- [Reading passage]:
-------------------------
Parallelization

Force Field X commands are launched using the following syntax:

ffxc [-D<property=value>] <command> [-options] <PDB|XYZ>

Parallelization of the computational work is accomplished using three approaches:

Shared memory parallelization across CPU cores (i.e. multiple threads).
MPI message passing parallelization across compute nodes.
Offload to GPUs via OpenMM.

In many cases, more than one parallelization strategy can be combined. Below each will be discussed separately and in combination.

Shared Memory Parallelization

By default, each FFX process will use all available threads for calculation of the system energy and forces. To explicitly set the number of threads, the syntax is:

ffxc -Dpj.nt=X [-D<property=value>] <command> [-options] <PDB|XYZ>

where X is the number of threads (e.g. 1, 2, etc). Any command that evaluates a system energy and/or forces will usually benefit. The abbreviation pj.nt stands for Parallel Java Number of Threads.

MPI Message Passing Parallelization

By default, FFX executes only a single process. However, for algorithms such as Many-Body rotamer optimization and Thermodynamics, multiple processes can cooperate. To enable this, a "Scheduler" is needed to launch the processes and organize communication between processes. The command to start the Scheduler is:

ffxc Scheduler -p X > scheduler.log & sleep 30s

where X is the number of threads per process (e.g. 1, 2, etc). The number of cores on each node must be divisible by X (e.g. if there are 40 cores, X can be 1, 2, 4, 5, 8, 10 or 20). The "sleep" command allows the Scheduler time to start up before the true FFX command is executed:

ffxc -Dpj.nt=X -Dpj.nn=Y [-D<property=value>] <command> [-options] <PDB|XYZ>

where X must be equivalent between the Scheduler and subsequent FFX command. The flag pj.nn stands for Parallel Java Number of Nodes. The number of requested nodes Y must be equal to or less than the of nodes controlled by the scheduler.
-------------------------
- [Data lines]:

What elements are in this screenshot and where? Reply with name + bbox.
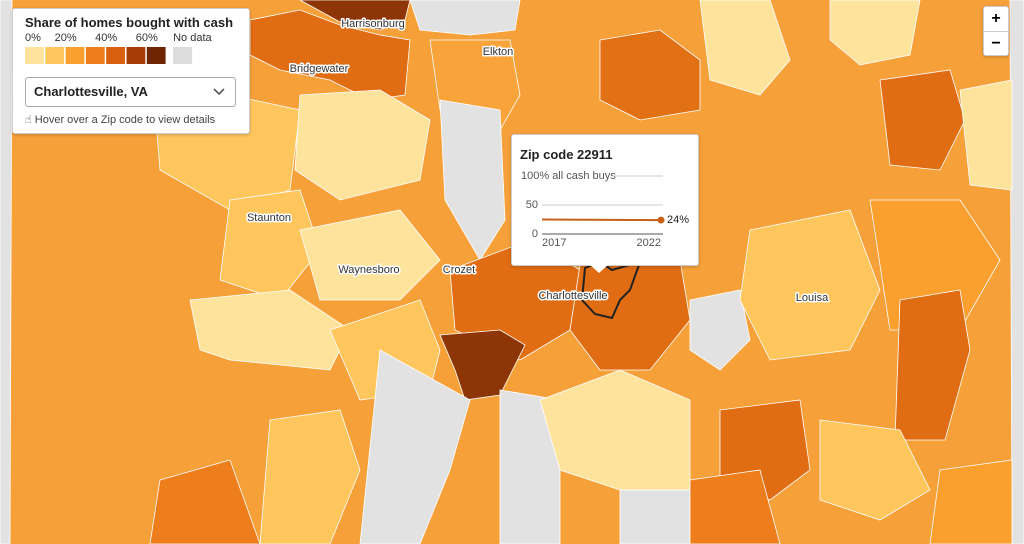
-------------------------
- [Aim]: In the parallelization text, what does the abbreviation pj.nt stand for? The data is separate from the parallelization text.

- [Output below]: Parallel Java Number of Threads.